Skip the pictures. Repeat everything else in the records word for word.

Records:
━━━━━━━━━━━━━━━━━━━━━━━━━━━━━━

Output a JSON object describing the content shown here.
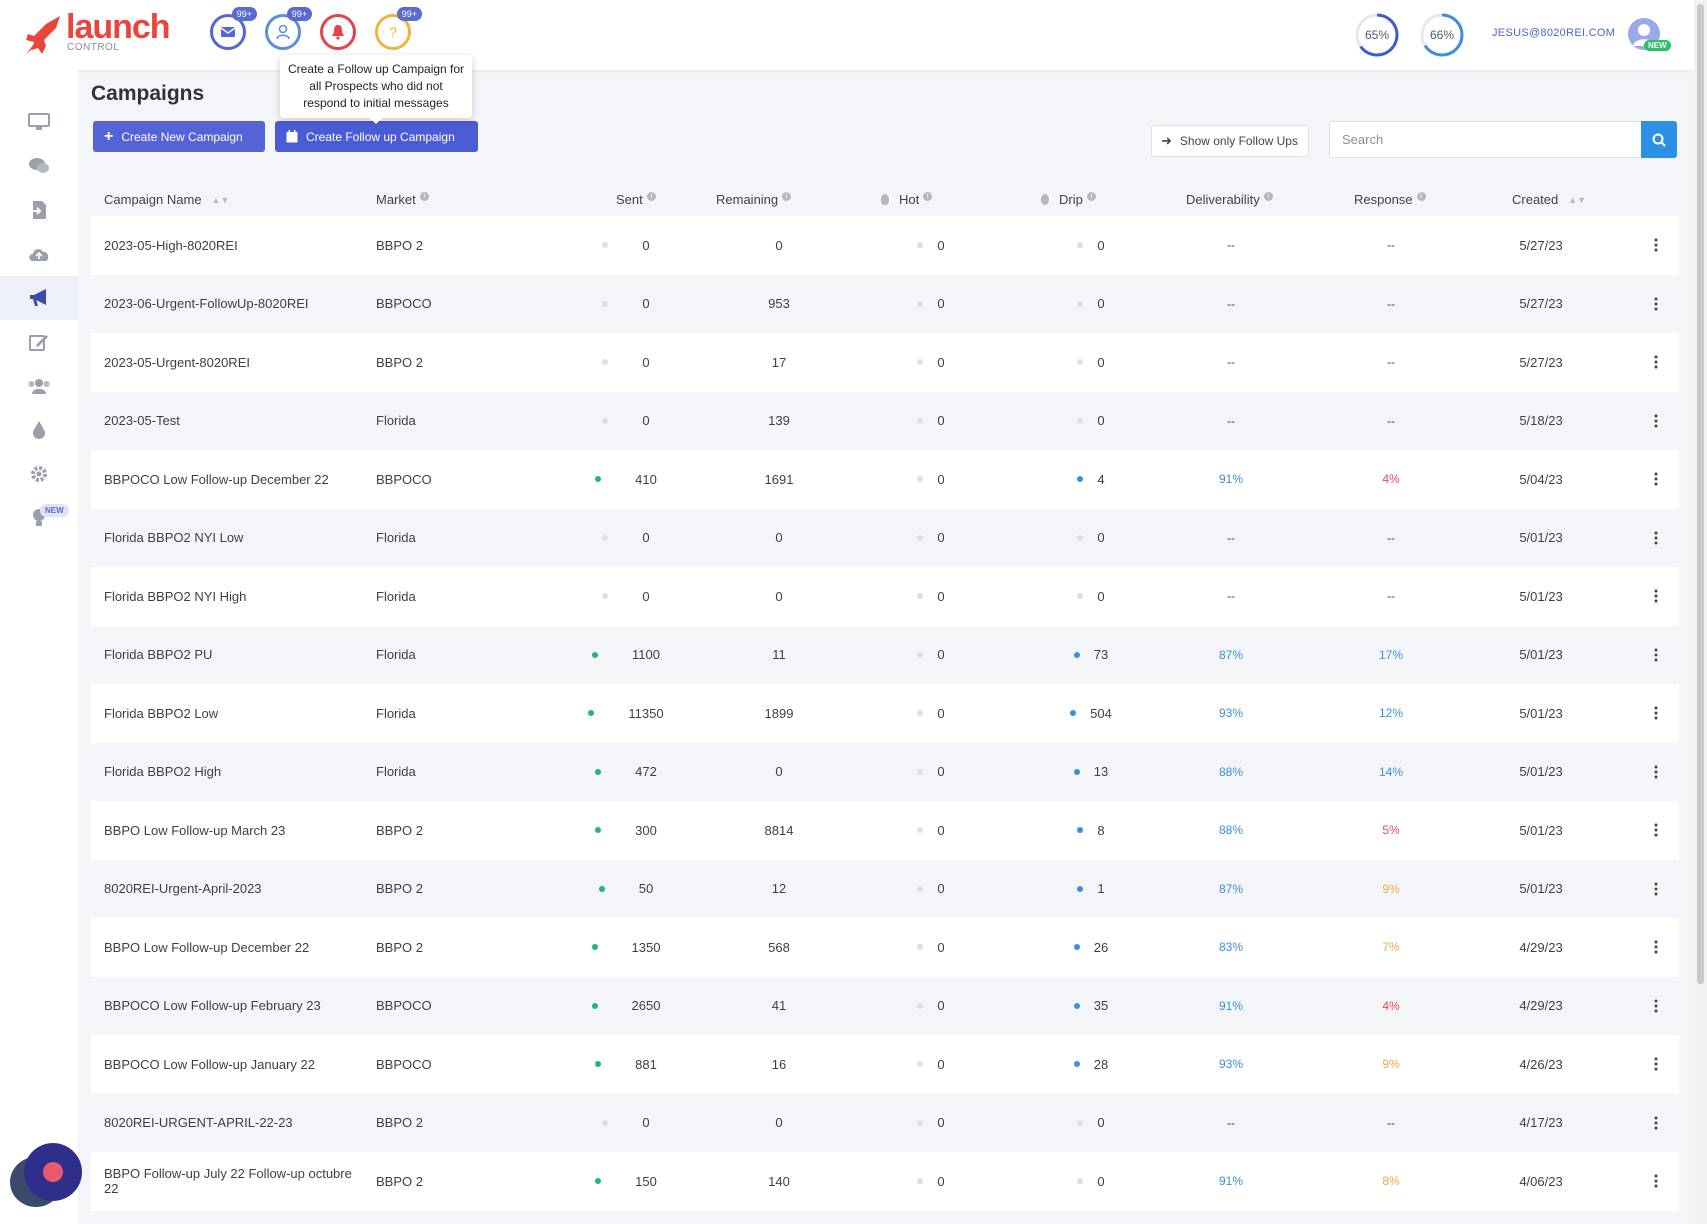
{
  "logo": {
    "text": "launch",
    "subtext": "CONTROL"
  },
  "header": {
    "notifications": [
      {
        "name": "mail-icon",
        "badge": "99+",
        "color": "#5468d4"
      },
      {
        "name": "user-icon",
        "badge": "99+",
        "color": "#5b8fd9"
      },
      {
        "name": "bell-icon",
        "badge": "",
        "color": "#e0454a"
      },
      {
        "name": "question-icon",
        "badge": "99+",
        "color": "#f0b43c"
      }
    ],
    "rings": [
      {
        "label": "65%",
        "value": 0.65
      },
      {
        "label": "66%",
        "value": 0.66
      }
    ],
    "user_email": "JESUS@8020REI.COM",
    "avatar_badge": "NEW"
  },
  "sidebar": {
    "items": [
      {
        "name": "monitor-icon"
      },
      {
        "name": "chat-icon"
      },
      {
        "name": "import-icon"
      },
      {
        "name": "cloud-upload-icon"
      },
      {
        "name": "megaphone-icon",
        "active": true
      },
      {
        "name": "edit-icon"
      },
      {
        "name": "users-icon"
      },
      {
        "name": "drip-icon"
      },
      {
        "name": "gear-icon"
      },
      {
        "name": "lightbulb-icon"
      }
    ],
    "new_badge": "NEW"
  },
  "page": {
    "title": "Campaigns",
    "create_new_label": "Create New Campaign",
    "create_follow_label": "Create Follow up Campaign",
    "tooltip": "Create a Follow up Campaign for all Prospects who did not respond to initial messages",
    "show_follow_label": "Show only Follow Ups",
    "search_placeholder": "Search"
  },
  "table": {
    "headers": {
      "name": "Campaign Name",
      "market": "Market",
      "sent": "Sent",
      "remaining": "Remaining",
      "hot": "Hot",
      "drip": "Drip",
      "deliverability": "Deliverability",
      "response": "Response",
      "created": "Created"
    },
    "colors": {
      "green": "#22b573",
      "blue": "#3b8fe0",
      "red": "#e84a55",
      "orange": "#f0a540",
      "grey": "#dcdfe4"
    },
    "rows": [
      {
        "name": "2023-05-High-8020REI",
        "market": "BBPO 2",
        "sent": "0",
        "remaining": "0",
        "hot": "0",
        "drip": "0",
        "deliv": "--",
        "resp": "--",
        "created": "5/27/23",
        "sent_on": false,
        "drip_on": false,
        "resp_color": ""
      },
      {
        "name": "2023-06-Urgent-FollowUp-8020REI",
        "market": "BBPOCO",
        "sent": "0",
        "remaining": "953",
        "hot": "0",
        "drip": "0",
        "deliv": "--",
        "resp": "--",
        "created": "5/27/23",
        "sent_on": false,
        "drip_on": false,
        "resp_color": ""
      },
      {
        "name": "2023-05-Urgent-8020REI",
        "market": "BBPO 2",
        "sent": "0",
        "remaining": "17",
        "hot": "0",
        "drip": "0",
        "deliv": "--",
        "resp": "--",
        "created": "5/27/23",
        "sent_on": false,
        "drip_on": false,
        "resp_color": ""
      },
      {
        "name": "2023-05-Test",
        "market": "Florida",
        "sent": "0",
        "remaining": "139",
        "hot": "0",
        "drip": "0",
        "deliv": "--",
        "resp": "--",
        "created": "5/18/23",
        "sent_on": false,
        "drip_on": false,
        "resp_color": ""
      },
      {
        "name": "BBPOCO Low Follow-up December 22",
        "market": "BBPOCO",
        "sent": "410",
        "remaining": "1691",
        "hot": "0",
        "drip": "4",
        "deliv": "91%",
        "resp": "4%",
        "created": "5/04/23",
        "sent_on": true,
        "drip_on": true,
        "resp_color": "red"
      },
      {
        "name": "Florida BBPO2 NYI Low",
        "market": "Florida",
        "sent": "0",
        "remaining": "0",
        "hot": "0",
        "drip": "0",
        "deliv": "--",
        "resp": "--",
        "created": "5/01/23",
        "sent_on": false,
        "drip_on": false,
        "resp_color": ""
      },
      {
        "name": "Florida BBPO2 NYI High",
        "market": "Florida",
        "sent": "0",
        "remaining": "0",
        "hot": "0",
        "drip": "0",
        "deliv": "--",
        "resp": "--",
        "created": "5/01/23",
        "sent_on": false,
        "drip_on": false,
        "resp_color": ""
      },
      {
        "name": "Florida BBPO2 PU",
        "market": "Florida",
        "sent": "1100",
        "remaining": "11",
        "hot": "0",
        "drip": "73",
        "deliv": "87%",
        "resp": "17%",
        "created": "5/01/23",
        "sent_on": true,
        "drip_on": true,
        "resp_color": "blue"
      },
      {
        "name": "Florida BBPO2 Low",
        "market": "Florida",
        "sent": "11350",
        "remaining": "1899",
        "hot": "0",
        "drip": "504",
        "deliv": "93%",
        "resp": "12%",
        "created": "5/01/23",
        "sent_on": true,
        "drip_on": true,
        "resp_color": "blue"
      },
      {
        "name": "Florida BBPO2 High",
        "market": "Florida",
        "sent": "472",
        "remaining": "0",
        "hot": "0",
        "drip": "13",
        "deliv": "88%",
        "resp": "14%",
        "created": "5/01/23",
        "sent_on": true,
        "drip_on": true,
        "resp_color": "blue"
      },
      {
        "name": "BBPO Low Follow-up March 23",
        "market": "BBPO 2",
        "sent": "300",
        "remaining": "8814",
        "hot": "0",
        "drip": "8",
        "deliv": "88%",
        "resp": "5%",
        "created": "5/01/23",
        "sent_on": true,
        "drip_on": true,
        "resp_color": "red"
      },
      {
        "name": "8020REI-Urgent-April-2023",
        "market": "BBPO 2",
        "sent": "50",
        "remaining": "12",
        "hot": "0",
        "drip": "1",
        "deliv": "87%",
        "resp": "9%",
        "created": "5/01/23",
        "sent_on": true,
        "drip_on": true,
        "resp_color": "orange"
      },
      {
        "name": "BBPO Low Follow-up December 22",
        "market": "BBPO 2",
        "sent": "1350",
        "remaining": "568",
        "hot": "0",
        "drip": "26",
        "deliv": "83%",
        "resp": "7%",
        "created": "4/29/23",
        "sent_on": true,
        "drip_on": true,
        "resp_color": "orange"
      },
      {
        "name": "BBPOCO Low Follow-up February 23",
        "market": "BBPOCO",
        "sent": "2650",
        "remaining": "41",
        "hot": "0",
        "drip": "35",
        "deliv": "91%",
        "resp": "4%",
        "created": "4/29/23",
        "sent_on": true,
        "drip_on": true,
        "resp_color": "red"
      },
      {
        "name": "BBPOCO Low Follow-up January 22",
        "market": "BBPOCO",
        "sent": "881",
        "remaining": "16",
        "hot": "0",
        "drip": "28",
        "deliv": "93%",
        "resp": "9%",
        "created": "4/26/23",
        "sent_on": true,
        "drip_on": true,
        "resp_color": "orange"
      },
      {
        "name": "8020REI-URGENT-APRIL-22-23",
        "market": "BBPO 2",
        "sent": "0",
        "remaining": "0",
        "hot": "0",
        "drip": "0",
        "deliv": "--",
        "resp": "--",
        "created": "4/17/23",
        "sent_on": false,
        "drip_on": false,
        "resp_color": ""
      },
      {
        "name": "BBPO Follow-up July 22 Follow-up octubre 22",
        "market": "BBPO 2",
        "sent": "150",
        "remaining": "140",
        "hot": "0",
        "drip": "0",
        "deliv": "91%",
        "resp": "8%",
        "created": "4/06/23",
        "sent_on": true,
        "drip_on": false,
        "resp_color": "orange"
      }
    ]
  }
}
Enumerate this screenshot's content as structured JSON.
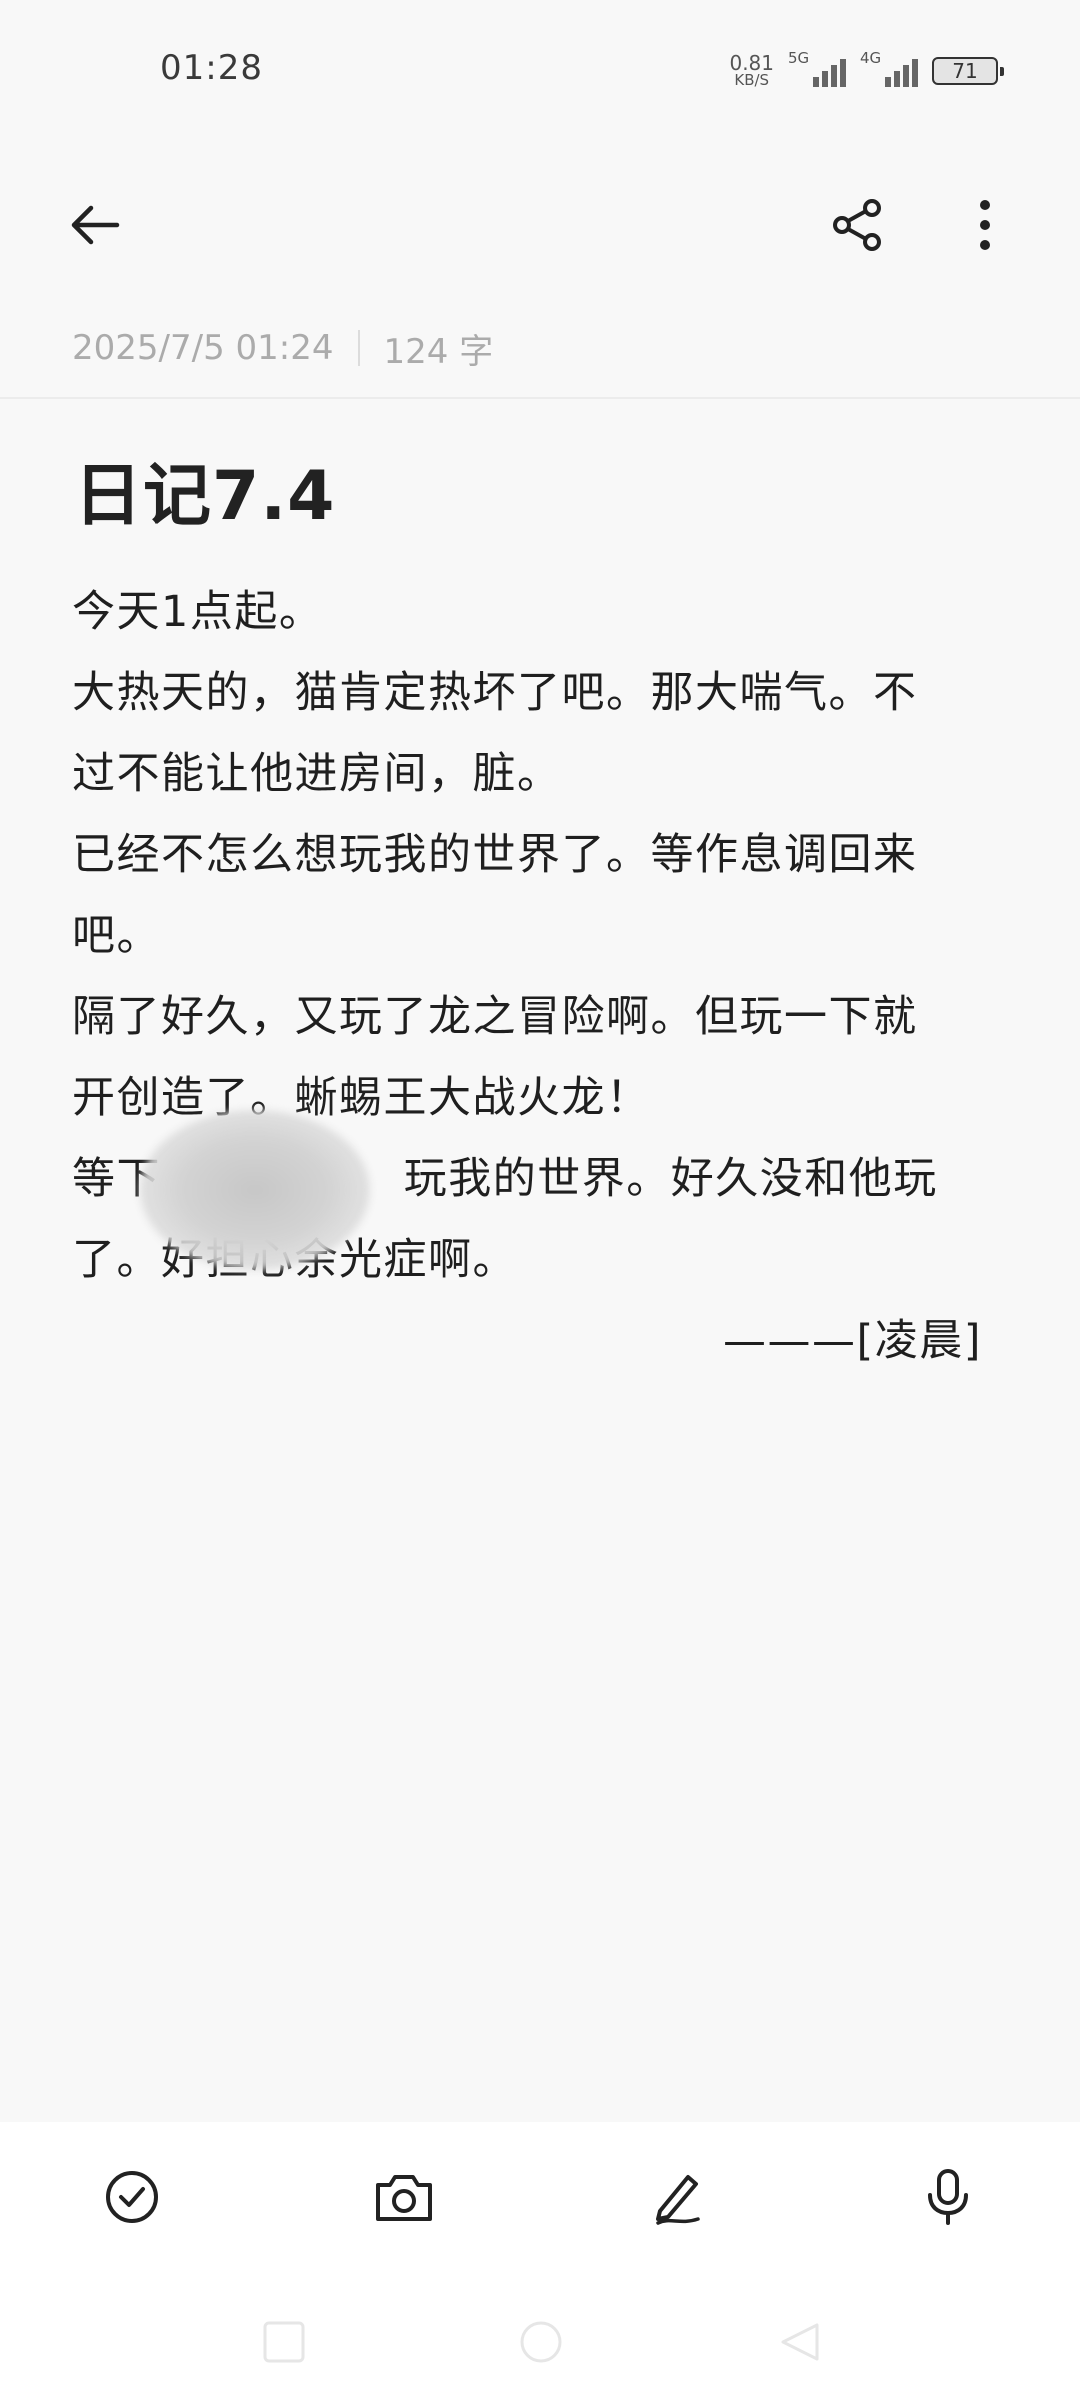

━━━━━━━━━━━━━━━━━━━━━━━━━━━━━━

**The completed task:**
Output a JSON object describing the content shown here.
{
  "logo": {
    "text": "launch",
    "subtext": "CONTROL"
  },
  "header": {
    "notifications": [
      {
        "name": "mail-icon",
        "badge": "99+",
        "color": "#5468d4"
      },
      {
        "name": "user-icon",
        "badge": "99+",
        "color": "#5b8fd9"
      },
      {
        "name": "bell-icon",
        "badge": "",
        "color": "#e0454a"
      },
      {
        "name": "question-icon",
        "badge": "99+",
        "color": "#f0b43c"
      }
    ],
    "rings": [
      {
        "label": "65%",
        "value": 0.65
      },
      {
        "label": "66%",
        "value": 0.66
      }
    ],
    "user_email": "JESUS@8020REI.COM",
    "avatar_badge": "NEW"
  },
  "sidebar": {
    "items": [
      {
        "name": "monitor-icon"
      },
      {
        "name": "chat-icon"
      },
      {
        "name": "import-icon"
      },
      {
        "name": "cloud-upload-icon"
      },
      {
        "name": "megaphone-icon",
        "active": true
      },
      {
        "name": "edit-icon"
      },
      {
        "name": "users-icon"
      },
      {
        "name": "drip-icon"
      },
      {
        "name": "gear-icon"
      },
      {
        "name": "lightbulb-icon"
      }
    ],
    "new_badge": "NEW"
  },
  "page": {
    "title": "Campaigns",
    "create_new_label": "Create New Campaign",
    "create_follow_label": "Create Follow up Campaign",
    "tooltip": "Create a Follow up Campaign for all Prospects who did not respond to initial messages",
    "show_follow_label": "Show only Follow Ups",
    "search_placeholder": "Search"
  },
  "table": {
    "headers": {
      "name": "Campaign Name",
      "market": "Market",
      "sent": "Sent",
      "remaining": "Remaining",
      "hot": "Hot",
      "drip": "Drip",
      "deliverability": "Deliverability",
      "response": "Response",
      "created": "Created"
    },
    "colors": {
      "green": "#22b573",
      "blue": "#3b8fe0",
      "red": "#e84a55",
      "orange": "#f0a540",
      "grey": "#dcdfe4"
    },
    "rows": [
      {
        "name": "2023-05-High-8020REI",
        "market": "BBPO 2",
        "sent": "0",
        "remaining": "0",
        "hot": "0",
        "drip": "0",
        "deliv": "--",
        "resp": "--",
        "created": "5/27/23",
        "sent_on": false,
        "drip_on": false,
        "resp_color": ""
      },
      {
        "name": "2023-06-Urgent-FollowUp-8020REI",
        "market": "BBPOCO",
        "sent": "0",
        "remaining": "953",
        "hot": "0",
        "drip": "0",
        "deliv": "--",
        "resp": "--",
        "created": "5/27/23",
        "sent_on": false,
        "drip_on": false,
        "resp_color": ""
      },
      {
        "name": "2023-05-Urgent-8020REI",
        "market": "BBPO 2",
        "sent": "0",
        "remaining": "17",
        "hot": "0",
        "drip": "0",
        "deliv": "--",
        "resp": "--",
        "created": "5/27/23",
        "sent_on": false,
        "drip_on": false,
        "resp_color": ""
      },
      {
        "name": "2023-05-Test",
        "market": "Florida",
        "sent": "0",
        "remaining": "139",
        "hot": "0",
        "drip": "0",
        "deliv": "--",
        "resp": "--",
        "created": "5/18/23",
        "sent_on": false,
        "drip_on": false,
        "resp_color": ""
      },
      {
        "name": "BBPOCO Low Follow-up December 22",
        "market": "BBPOCO",
        "sent": "410",
        "remaining": "1691",
        "hot": "0",
        "drip": "4",
        "deliv": "91%",
        "resp": "4%",
        "created": "5/04/23",
        "sent_on": true,
        "drip_on": true,
        "resp_color": "red"
      },
      {
        "name": "Florida BBPO2 NYI Low",
        "market": "Florida",
        "sent": "0",
        "remaining": "0",
        "hot": "0",
        "drip": "0",
        "deliv": "--",
        "resp": "--",
        "created": "5/01/23",
        "sent_on": false,
        "drip_on": false,
        "resp_color": ""
      },
      {
        "name": "Florida BBPO2 NYI High",
        "market": "Florida",
        "sent": "0",
        "remaining": "0",
        "hot": "0",
        "drip": "0",
        "deliv": "--",
        "resp": "--",
        "created": "5/01/23",
        "sent_on": false,
        "drip_on": false,
        "resp_color": ""
      },
      {
        "name": "Florida BBPO2 PU",
        "market": "Florida",
        "sent": "1100",
        "remaining": "11",
        "hot": "0",
        "drip": "73",
        "deliv": "87%",
        "resp": "17%",
        "created": "5/01/23",
        "sent_on": true,
        "drip_on": true,
        "resp_color": "blue"
      },
      {
        "name": "Florida BBPO2 Low",
        "market": "Florida",
        "sent": "11350",
        "remaining": "1899",
        "hot": "0",
        "drip": "504",
        "deliv": "93%",
        "resp": "12%",
        "created": "5/01/23",
        "sent_on": true,
        "drip_on": true,
        "resp_color": "blue"
      },
      {
        "name": "Florida BBPO2 High",
        "market": "Florida",
        "sent": "472",
        "remaining": "0",
        "hot": "0",
        "drip": "13",
        "deliv": "88%",
        "resp": "14%",
        "created": "5/01/23",
        "sent_on": true,
        "drip_on": true,
        "resp_color": "blue"
      },
      {
        "name": "BBPO Low Follow-up March 23",
        "market": "BBPO 2",
        "sent": "300",
        "remaining": "8814",
        "hot": "0",
        "drip": "8",
        "deliv": "88%",
        "resp": "5%",
        "created": "5/01/23",
        "sent_on": true,
        "drip_on": true,
        "resp_color": "red"
      },
      {
        "name": "8020REI-Urgent-April-2023",
        "market": "BBPO 2",
        "sent": "50",
        "remaining": "12",
        "hot": "0",
        "drip": "1",
        "deliv": "87%",
        "resp": "9%",
        "created": "5/01/23",
        "sent_on": true,
        "drip_on": true,
        "resp_color": "orange"
      },
      {
        "name": "BBPO Low Follow-up December 22",
        "market": "BBPO 2",
        "sent": "1350",
        "remaining": "568",
        "hot": "0",
        "drip": "26",
        "deliv": "83%",
        "resp": "7%",
        "created": "4/29/23",
        "sent_on": true,
        "drip_on": true,
        "resp_color": "orange"
      },
      {
        "name": "BBPOCO Low Follow-up February 23",
        "market": "BBPOCO",
        "sent": "2650",
        "remaining": "41",
        "hot": "0",
        "drip": "35",
        "deliv": "91%",
        "resp": "4%",
        "created": "4/29/23",
        "sent_on": true,
        "drip_on": true,
        "resp_color": "red"
      },
      {
        "name": "BBPOCO Low Follow-up January 22",
        "market": "BBPOCO",
        "sent": "881",
        "remaining": "16",
        "hot": "0",
        "drip": "28",
        "deliv": "93%",
        "resp": "9%",
        "created": "4/26/23",
        "sent_on": true,
        "drip_on": true,
        "resp_color": "orange"
      },
      {
        "name": "8020REI-URGENT-APRIL-22-23",
        "market": "BBPO 2",
        "sent": "0",
        "remaining": "0",
        "hot": "0",
        "drip": "0",
        "deliv": "--",
        "resp": "--",
        "created": "4/17/23",
        "sent_on": false,
        "drip_on": false,
        "resp_color": ""
      },
      {
        "name": "BBPO Follow-up July 22 Follow-up octubre 22",
        "market": "BBPO 2",
        "sent": "150",
        "remaining": "140",
        "hot": "0",
        "drip": "0",
        "deliv": "91%",
        "resp": "8%",
        "created": "4/06/23",
        "sent_on": true,
        "drip_on": false,
        "resp_color": "orange"
      }
    ]
  }
}
Enumerate this screenshot's content as structured JSON.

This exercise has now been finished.